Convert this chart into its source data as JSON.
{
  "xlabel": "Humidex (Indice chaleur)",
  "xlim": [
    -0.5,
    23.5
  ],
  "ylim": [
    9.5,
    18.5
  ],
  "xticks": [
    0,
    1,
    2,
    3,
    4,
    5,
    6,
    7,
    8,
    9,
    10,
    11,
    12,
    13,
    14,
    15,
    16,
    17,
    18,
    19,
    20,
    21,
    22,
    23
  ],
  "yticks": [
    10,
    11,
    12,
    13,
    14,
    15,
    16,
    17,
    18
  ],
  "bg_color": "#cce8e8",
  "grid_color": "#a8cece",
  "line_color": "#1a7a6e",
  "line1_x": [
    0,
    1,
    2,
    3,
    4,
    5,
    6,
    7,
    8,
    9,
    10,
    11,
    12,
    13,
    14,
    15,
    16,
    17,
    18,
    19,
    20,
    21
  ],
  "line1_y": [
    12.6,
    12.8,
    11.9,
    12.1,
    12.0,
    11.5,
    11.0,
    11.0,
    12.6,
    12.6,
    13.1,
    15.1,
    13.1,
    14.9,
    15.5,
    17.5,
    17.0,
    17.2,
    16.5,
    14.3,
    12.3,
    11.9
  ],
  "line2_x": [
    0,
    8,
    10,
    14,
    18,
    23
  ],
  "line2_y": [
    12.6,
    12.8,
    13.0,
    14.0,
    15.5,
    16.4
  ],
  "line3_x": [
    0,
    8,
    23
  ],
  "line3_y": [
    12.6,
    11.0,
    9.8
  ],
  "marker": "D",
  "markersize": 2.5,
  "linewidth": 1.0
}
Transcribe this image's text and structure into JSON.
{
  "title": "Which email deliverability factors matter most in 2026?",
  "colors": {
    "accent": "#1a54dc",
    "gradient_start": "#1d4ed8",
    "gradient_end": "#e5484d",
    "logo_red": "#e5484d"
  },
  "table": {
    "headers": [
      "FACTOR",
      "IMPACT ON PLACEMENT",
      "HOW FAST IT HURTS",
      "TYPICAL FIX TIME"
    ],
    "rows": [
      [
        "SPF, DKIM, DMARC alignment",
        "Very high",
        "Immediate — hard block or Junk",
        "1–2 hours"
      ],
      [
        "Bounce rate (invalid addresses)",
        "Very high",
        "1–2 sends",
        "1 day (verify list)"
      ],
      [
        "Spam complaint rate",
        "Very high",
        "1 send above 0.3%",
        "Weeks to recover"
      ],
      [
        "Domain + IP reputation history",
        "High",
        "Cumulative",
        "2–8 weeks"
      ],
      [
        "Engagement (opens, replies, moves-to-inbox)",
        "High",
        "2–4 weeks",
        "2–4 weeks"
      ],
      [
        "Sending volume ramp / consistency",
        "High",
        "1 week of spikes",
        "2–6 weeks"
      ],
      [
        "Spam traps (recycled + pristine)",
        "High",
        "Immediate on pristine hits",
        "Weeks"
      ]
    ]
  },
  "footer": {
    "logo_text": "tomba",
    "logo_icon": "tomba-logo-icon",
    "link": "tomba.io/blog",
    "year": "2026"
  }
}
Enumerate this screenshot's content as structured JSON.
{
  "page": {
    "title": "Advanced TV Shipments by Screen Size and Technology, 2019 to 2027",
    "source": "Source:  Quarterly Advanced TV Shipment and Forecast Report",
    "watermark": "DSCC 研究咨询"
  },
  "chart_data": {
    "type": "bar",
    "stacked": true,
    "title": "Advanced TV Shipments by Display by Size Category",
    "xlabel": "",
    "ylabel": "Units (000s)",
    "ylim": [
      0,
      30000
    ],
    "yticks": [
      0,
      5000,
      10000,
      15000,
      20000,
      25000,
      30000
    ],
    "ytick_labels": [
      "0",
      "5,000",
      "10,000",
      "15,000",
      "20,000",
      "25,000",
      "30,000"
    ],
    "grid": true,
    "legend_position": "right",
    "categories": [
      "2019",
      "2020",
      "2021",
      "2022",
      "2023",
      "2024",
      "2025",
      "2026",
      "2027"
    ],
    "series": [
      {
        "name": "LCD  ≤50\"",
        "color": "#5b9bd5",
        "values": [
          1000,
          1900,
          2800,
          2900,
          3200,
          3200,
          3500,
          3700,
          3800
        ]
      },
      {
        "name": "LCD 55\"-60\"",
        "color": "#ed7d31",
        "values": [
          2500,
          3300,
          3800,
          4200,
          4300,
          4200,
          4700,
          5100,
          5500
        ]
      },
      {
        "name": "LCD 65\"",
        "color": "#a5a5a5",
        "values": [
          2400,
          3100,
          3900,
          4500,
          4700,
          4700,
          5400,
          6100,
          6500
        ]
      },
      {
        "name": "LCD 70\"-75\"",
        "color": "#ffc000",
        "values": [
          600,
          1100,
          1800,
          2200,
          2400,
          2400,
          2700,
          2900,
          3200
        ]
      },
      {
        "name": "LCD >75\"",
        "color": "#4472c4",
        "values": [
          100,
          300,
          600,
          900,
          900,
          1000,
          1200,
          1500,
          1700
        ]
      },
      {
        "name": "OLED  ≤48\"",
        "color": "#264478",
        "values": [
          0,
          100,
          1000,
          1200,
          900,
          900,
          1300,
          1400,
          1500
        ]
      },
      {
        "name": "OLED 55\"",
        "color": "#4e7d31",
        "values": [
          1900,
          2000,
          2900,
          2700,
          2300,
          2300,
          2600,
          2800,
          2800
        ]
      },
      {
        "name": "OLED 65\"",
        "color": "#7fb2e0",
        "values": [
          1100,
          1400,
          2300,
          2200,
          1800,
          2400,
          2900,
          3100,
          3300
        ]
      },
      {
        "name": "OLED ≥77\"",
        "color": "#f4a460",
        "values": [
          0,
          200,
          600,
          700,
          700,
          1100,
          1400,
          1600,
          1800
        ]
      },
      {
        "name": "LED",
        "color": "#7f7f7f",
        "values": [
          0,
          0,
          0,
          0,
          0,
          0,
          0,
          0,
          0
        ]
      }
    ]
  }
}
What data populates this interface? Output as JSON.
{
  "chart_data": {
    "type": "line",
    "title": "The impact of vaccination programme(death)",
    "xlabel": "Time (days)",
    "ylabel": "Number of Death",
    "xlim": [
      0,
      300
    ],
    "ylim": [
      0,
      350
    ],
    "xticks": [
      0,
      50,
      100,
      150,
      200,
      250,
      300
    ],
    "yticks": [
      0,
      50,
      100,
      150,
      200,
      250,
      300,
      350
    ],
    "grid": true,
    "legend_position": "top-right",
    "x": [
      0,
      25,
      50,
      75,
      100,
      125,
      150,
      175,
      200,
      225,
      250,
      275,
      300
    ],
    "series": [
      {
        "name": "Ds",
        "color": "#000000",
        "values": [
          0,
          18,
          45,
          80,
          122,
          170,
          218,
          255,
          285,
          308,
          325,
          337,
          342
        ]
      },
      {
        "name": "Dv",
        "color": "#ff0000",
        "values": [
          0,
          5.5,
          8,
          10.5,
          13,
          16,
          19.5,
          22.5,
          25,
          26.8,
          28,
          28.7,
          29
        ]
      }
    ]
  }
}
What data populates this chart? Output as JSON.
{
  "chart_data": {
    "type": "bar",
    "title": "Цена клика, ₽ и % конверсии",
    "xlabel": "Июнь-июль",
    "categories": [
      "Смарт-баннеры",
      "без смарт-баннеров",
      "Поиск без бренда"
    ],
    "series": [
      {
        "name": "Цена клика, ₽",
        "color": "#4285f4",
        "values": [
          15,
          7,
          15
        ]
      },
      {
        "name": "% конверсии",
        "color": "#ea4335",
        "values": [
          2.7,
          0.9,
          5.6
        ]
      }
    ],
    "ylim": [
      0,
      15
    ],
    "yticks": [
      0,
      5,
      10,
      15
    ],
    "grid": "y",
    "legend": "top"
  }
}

▶ Work instructions: Output the listing above word for word.

▶ Written reply:
Convert this chart into its source data as JSON.
{
  "xlabel": "Humidex (Indice chaleur)",
  "xlim": [
    -0.5,
    23.5
  ],
  "ylim": [
    9.5,
    18.5
  ],
  "xticks": [
    0,
    1,
    2,
    3,
    4,
    5,
    6,
    7,
    8,
    9,
    10,
    11,
    12,
    13,
    14,
    15,
    16,
    17,
    18,
    19,
    20,
    21,
    22,
    23
  ],
  "yticks": [
    10,
    11,
    12,
    13,
    14,
    15,
    16,
    17,
    18
  ],
  "bg_color": "#cce8e8",
  "grid_color": "#a8cece",
  "line_color": "#1a7a6e",
  "line1_x": [
    0,
    1,
    2,
    3,
    4,
    5,
    6,
    7,
    8,
    9,
    10,
    11,
    12,
    13,
    14,
    15,
    16,
    17,
    18,
    19,
    20,
    21
  ],
  "line1_y": [
    12.6,
    12.8,
    11.9,
    12.1,
    12.0,
    11.5,
    11.0,
    11.0,
    12.6,
    12.6,
    13.1,
    15.1,
    13.1,
    14.9,
    15.5,
    17.5,
    17.0,
    17.2,
    16.5,
    14.3,
    12.3,
    11.9
  ],
  "line2_x": [
    0,
    8,
    10,
    14,
    18,
    23
  ],
  "line2_y": [
    12.6,
    12.8,
    13.0,
    14.0,
    15.5,
    16.4
  ],
  "line3_x": [
    0,
    8,
    23
  ],
  "line3_y": [
    12.6,
    11.0,
    9.8
  ],
  "marker": "D",
  "markersize": 2.5,
  "linewidth": 1.0
}
Transcribe this image's text and structure into JSON.
{
  "title": "Which email deliverability factors matter most in 2026?",
  "colors": {
    "accent": "#1a54dc",
    "gradient_start": "#1d4ed8",
    "gradient_end": "#e5484d",
    "logo_red": "#e5484d"
  },
  "table": {
    "headers": [
      "FACTOR",
      "IMPACT ON PLACEMENT",
      "HOW FAST IT HURTS",
      "TYPICAL FIX TIME"
    ],
    "rows": [
      [
        "SPF, DKIM, DMARC alignment",
        "Very high",
        "Immediate — hard block or Junk",
        "1–2 hours"
      ],
      [
        "Bounce rate (invalid addresses)",
        "Very high",
        "1–2 sends",
        "1 day (verify list)"
      ],
      [
        "Spam complaint rate",
        "Very high",
        "1 send above 0.3%",
        "Weeks to recover"
      ],
      [
        "Domain + IP reputation history",
        "High",
        "Cumulative",
        "2–8 weeks"
      ],
      [
        "Engagement (opens, replies, moves-to-inbox)",
        "High",
        "2–4 weeks",
        "2–4 weeks"
      ],
      [
        "Sending volume ramp / consistency",
        "High",
        "1 week of spikes",
        "2–6 weeks"
      ],
      [
        "Spam traps (recycled + pristine)",
        "High",
        "Immediate on pristine hits",
        "Weeks"
      ]
    ]
  },
  "footer": {
    "logo_text": "tomba",
    "logo_icon": "tomba-logo-icon",
    "link": "tomba.io/blog",
    "year": "2026"
  }
}
Enumerate this screenshot's content as structured JSON.
{
  "page": {
    "title": "Advanced TV Shipments by Screen Size and Technology, 2019 to 2027",
    "source": "Source:  Quarterly Advanced TV Shipment and Forecast Report",
    "watermark": "DSCC 研究咨询"
  },
  "chart_data": {
    "type": "bar",
    "stacked": true,
    "title": "Advanced TV Shipments by Display by Size Category",
    "xlabel": "",
    "ylabel": "Units (000s)",
    "ylim": [
      0,
      30000
    ],
    "yticks": [
      0,
      5000,
      10000,
      15000,
      20000,
      25000,
      30000
    ],
    "ytick_labels": [
      "0",
      "5,000",
      "10,000",
      "15,000",
      "20,000",
      "25,000",
      "30,000"
    ],
    "grid": true,
    "legend_position": "right",
    "categories": [
      "2019",
      "2020",
      "2021",
      "2022",
      "2023",
      "2024",
      "2025",
      "2026",
      "2027"
    ],
    "series": [
      {
        "name": "LCD  ≤50\"",
        "color": "#5b9bd5",
        "values": [
          1000,
          1900,
          2800,
          2900,
          3200,
          3200,
          3500,
          3700,
          3800
        ]
      },
      {
        "name": "LCD 55\"-60\"",
        "color": "#ed7d31",
        "values": [
          2500,
          3300,
          3800,
          4200,
          4300,
          4200,
          4700,
          5100,
          5500
        ]
      },
      {
        "name": "LCD 65\"",
        "color": "#a5a5a5",
        "values": [
          2400,
          3100,
          3900,
          4500,
          4700,
          4700,
          5400,
          6100,
          6500
        ]
      },
      {
        "name": "LCD 70\"-75\"",
        "color": "#ffc000",
        "values": [
          600,
          1100,
          1800,
          2200,
          2400,
          2400,
          2700,
          2900,
          3200
        ]
      },
      {
        "name": "LCD >75\"",
        "color": "#4472c4",
        "values": [
          100,
          300,
          600,
          900,
          900,
          1000,
          1200,
          1500,
          1700
        ]
      },
      {
        "name": "OLED  ≤48\"",
        "color": "#264478",
        "values": [
          0,
          100,
          1000,
          1200,
          900,
          900,
          1300,
          1400,
          1500
        ]
      },
      {
        "name": "OLED 55\"",
        "color": "#4e7d31",
        "values": [
          1900,
          2000,
          2900,
          2700,
          2300,
          2300,
          2600,
          2800,
          2800
        ]
      },
      {
        "name": "OLED 65\"",
        "color": "#7fb2e0",
        "values": [
          1100,
          1400,
          2300,
          2200,
          1800,
          2400,
          2900,
          3100,
          3300
        ]
      },
      {
        "name": "OLED ≥77\"",
        "color": "#f4a460",
        "values": [
          0,
          200,
          600,
          700,
          700,
          1100,
          1400,
          1600,
          1800
        ]
      },
      {
        "name": "LED",
        "color": "#7f7f7f",
        "values": [
          0,
          0,
          0,
          0,
          0,
          0,
          0,
          0,
          0
        ]
      }
    ]
  }
}
What data populates this interface? Output as JSON.
{
  "chart_data": {
    "type": "line",
    "title": "The impact of vaccination programme(death)",
    "xlabel": "Time (days)",
    "ylabel": "Number of Death",
    "xlim": [
      0,
      300
    ],
    "ylim": [
      0,
      350
    ],
    "xticks": [
      0,
      50,
      100,
      150,
      200,
      250,
      300
    ],
    "yticks": [
      0,
      50,
      100,
      150,
      200,
      250,
      300,
      350
    ],
    "grid": true,
    "legend_position": "top-right",
    "x": [
      0,
      25,
      50,
      75,
      100,
      125,
      150,
      175,
      200,
      225,
      250,
      275,
      300
    ],
    "series": [
      {
        "name": "Ds",
        "color": "#000000",
        "values": [
          0,
          18,
          45,
          80,
          122,
          170,
          218,
          255,
          285,
          308,
          325,
          337,
          342
        ]
      },
      {
        "name": "Dv",
        "color": "#ff0000",
        "values": [
          0,
          5.5,
          8,
          10.5,
          13,
          16,
          19.5,
          22.5,
          25,
          26.8,
          28,
          28.7,
          29
        ]
      }
    ]
  }
}
What data populates this chart? Output as JSON.
{
  "chart_data": {
    "type": "bar",
    "title": "Цена клика, ₽ и % конверсии",
    "xlabel": "Июнь-июль",
    "categories": [
      "Смарт-баннеры",
      "без смарт-баннеров",
      "Поиск без бренда"
    ],
    "series": [
      {
        "name": "Цена клика, ₽",
        "color": "#4285f4",
        "values": [
          15,
          7,
          15
        ]
      },
      {
        "name": "% конверсии",
        "color": "#ea4335",
        "values": [
          2.7,
          0.9,
          5.6
        ]
      }
    ],
    "ylim": [
      0,
      15
    ],
    "yticks": [
      0,
      5,
      10,
      15
    ],
    "grid": "y",
    "legend": "top"
  }
}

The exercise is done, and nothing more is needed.